### GIVEN DATA:
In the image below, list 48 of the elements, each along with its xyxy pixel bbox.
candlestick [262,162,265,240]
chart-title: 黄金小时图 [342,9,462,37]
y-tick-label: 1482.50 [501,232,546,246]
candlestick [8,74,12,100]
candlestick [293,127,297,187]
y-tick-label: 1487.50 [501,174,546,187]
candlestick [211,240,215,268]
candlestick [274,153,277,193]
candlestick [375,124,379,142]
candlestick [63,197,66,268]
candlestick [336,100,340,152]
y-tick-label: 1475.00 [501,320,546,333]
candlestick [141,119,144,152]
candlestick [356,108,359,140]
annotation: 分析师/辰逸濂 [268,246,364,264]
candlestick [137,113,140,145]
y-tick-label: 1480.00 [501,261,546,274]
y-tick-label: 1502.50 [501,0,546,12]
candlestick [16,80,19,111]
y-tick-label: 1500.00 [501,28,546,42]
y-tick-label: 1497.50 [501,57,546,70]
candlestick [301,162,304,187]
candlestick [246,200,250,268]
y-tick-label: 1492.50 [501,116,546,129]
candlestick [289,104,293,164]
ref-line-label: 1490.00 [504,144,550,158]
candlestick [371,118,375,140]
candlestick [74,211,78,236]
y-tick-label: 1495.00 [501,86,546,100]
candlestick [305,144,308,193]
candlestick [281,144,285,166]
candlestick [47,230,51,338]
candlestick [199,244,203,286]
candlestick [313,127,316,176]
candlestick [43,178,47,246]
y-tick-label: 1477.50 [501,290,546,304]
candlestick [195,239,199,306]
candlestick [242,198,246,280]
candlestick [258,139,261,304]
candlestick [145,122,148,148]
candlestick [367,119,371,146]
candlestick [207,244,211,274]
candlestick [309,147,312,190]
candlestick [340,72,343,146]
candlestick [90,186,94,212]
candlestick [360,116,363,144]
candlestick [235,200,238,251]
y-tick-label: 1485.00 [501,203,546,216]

### TASK TO COMPLETE:
Rewrite the records from the very beginning through the line containing "candlestick [289,104,293,164]", with "y-tick-label" changed to "y-axis-label" and everything else left as it is. Give only those lines.

### EXERCISE OUTPUT:
In the image below, list 48 of the elements, each along with its xyxy pixel bbox.
candlestick [262,162,265,240]
chart-title: 黄金小时图 [342,9,462,37]
y-axis-label: 1482.50 [501,232,546,246]
candlestick [8,74,12,100]
candlestick [293,127,297,187]
y-axis-label: 1487.50 [501,174,546,187]
candlestick [211,240,215,268]
candlestick [274,153,277,193]
candlestick [375,124,379,142]
candlestick [63,197,66,268]
candlestick [336,100,340,152]
y-axis-label: 1475.00 [501,320,546,333]
candlestick [141,119,144,152]
candlestick [356,108,359,140]
annotation: 分析师/辰逸濂 [268,246,364,264]
candlestick [137,113,140,145]
y-axis-label: 1480.00 [501,261,546,274]
y-axis-label: 1502.50 [501,0,546,12]
candlestick [16,80,19,111]
y-axis-label: 1500.00 [501,28,546,42]
y-axis-label: 1497.50 [501,57,546,70]
candlestick [301,162,304,187]
candlestick [246,200,250,268]
y-axis-label: 1492.50 [501,116,546,129]
candlestick [289,104,293,164]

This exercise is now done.